### Supplied text
Comment: Reducing stock numbers and increasing legislation is not the way to empower farmers - or attract newcomers to the sector, writes Dr Jacqueline Rowarth.
People hearing the media coverage of farmers under stress can be forgiven for wondering why the farmers are so worried.
After all, they have been told repeatedly that they can reduce their environmental impact by reducing stock numbers, and that doing so will increase farm profitability as well.
It is true that some farmers can do what has been suggested. The gradual destocking of hill country since the removal of subsidies supports the belief.
Whether any more destocking, (including from dairy), will have the same effect is questionable.
Research based on farms in the upper Waikato catchment showed that a return on assets could be maintained with a decreased stocking rate.
However, a return on assets is not the same thing as profitability and the value of the farm assets in the time before and after the change in stocking rate was not clear.
For most, farmers, reducing stock numbers would render their business unviable; they wouldn't have enough product to sell to cover their costs.
To suggest that they haven't thought every day about how to improve their business, about what changes they can make that will improve economics and environment, and haven't discussed the possibilities with their bankers, accountants, vets and farm advisors, is to do them a disservice.
Farmers are under stress because they're running out of options.
Some of them are running out of hope.
Listen to Andy Thompson's interview with Dr Jacqueline Rowarth on The Country below:
Statements at the beginning of November indicating 'farmers doing it tough' and 'ringing up in tears', indicate the magnitude of the problem.

### Dataset rows
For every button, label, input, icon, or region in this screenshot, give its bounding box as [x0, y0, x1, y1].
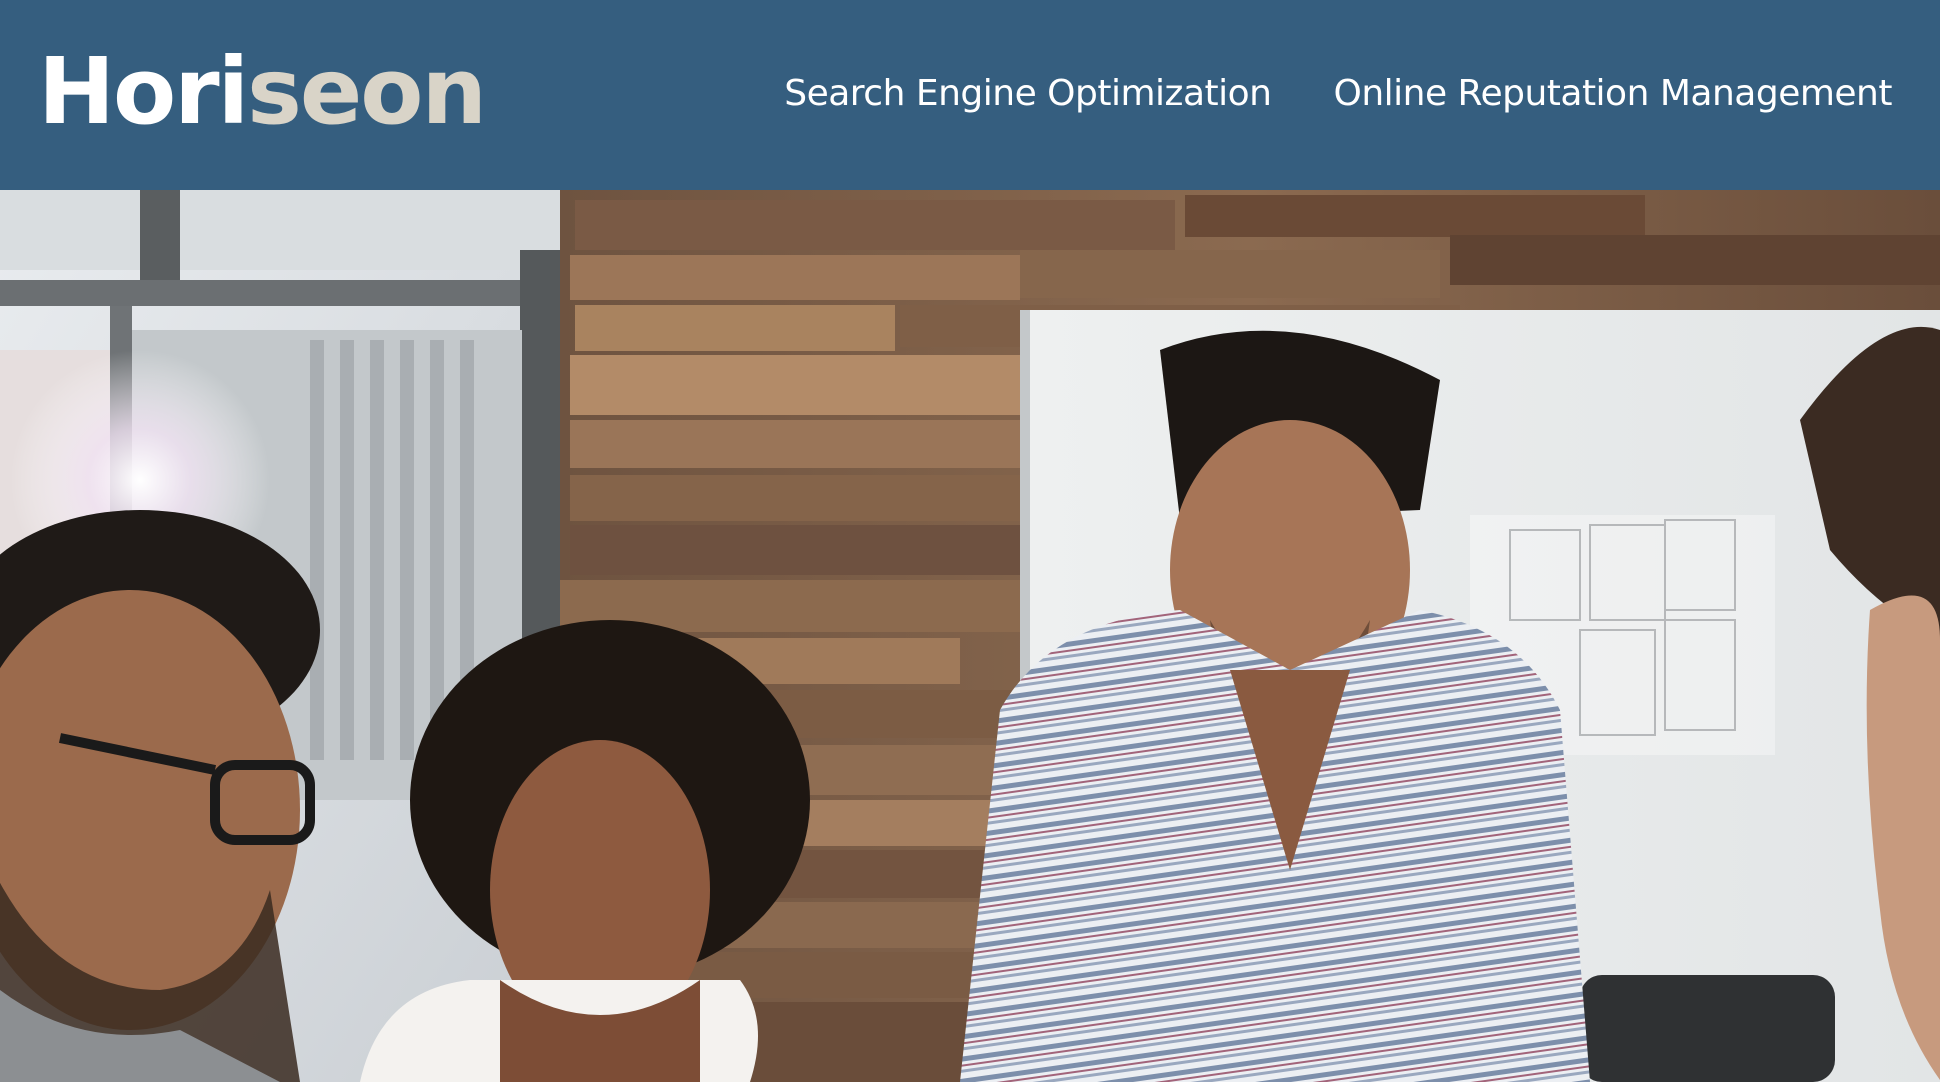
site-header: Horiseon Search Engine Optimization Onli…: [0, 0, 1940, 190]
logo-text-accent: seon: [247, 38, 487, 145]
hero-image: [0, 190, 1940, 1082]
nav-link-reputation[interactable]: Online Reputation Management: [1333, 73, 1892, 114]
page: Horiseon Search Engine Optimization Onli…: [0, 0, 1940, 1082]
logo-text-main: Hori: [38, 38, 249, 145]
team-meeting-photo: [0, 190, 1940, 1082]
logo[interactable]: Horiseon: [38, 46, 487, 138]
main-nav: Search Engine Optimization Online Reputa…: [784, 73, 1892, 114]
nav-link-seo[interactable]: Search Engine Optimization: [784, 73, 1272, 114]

...

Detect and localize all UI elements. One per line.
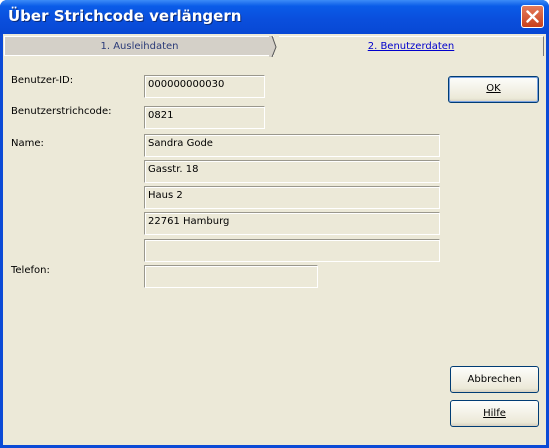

### Work to do
Reproduce word for word the passage of the comment on farmer stress starting with "It is true that" and going on through "supports the belief.".

### Written reply
It is true that some farmers can do what has been suggested. The gradual destocking of hill country since the removal of subsidies supports the belief.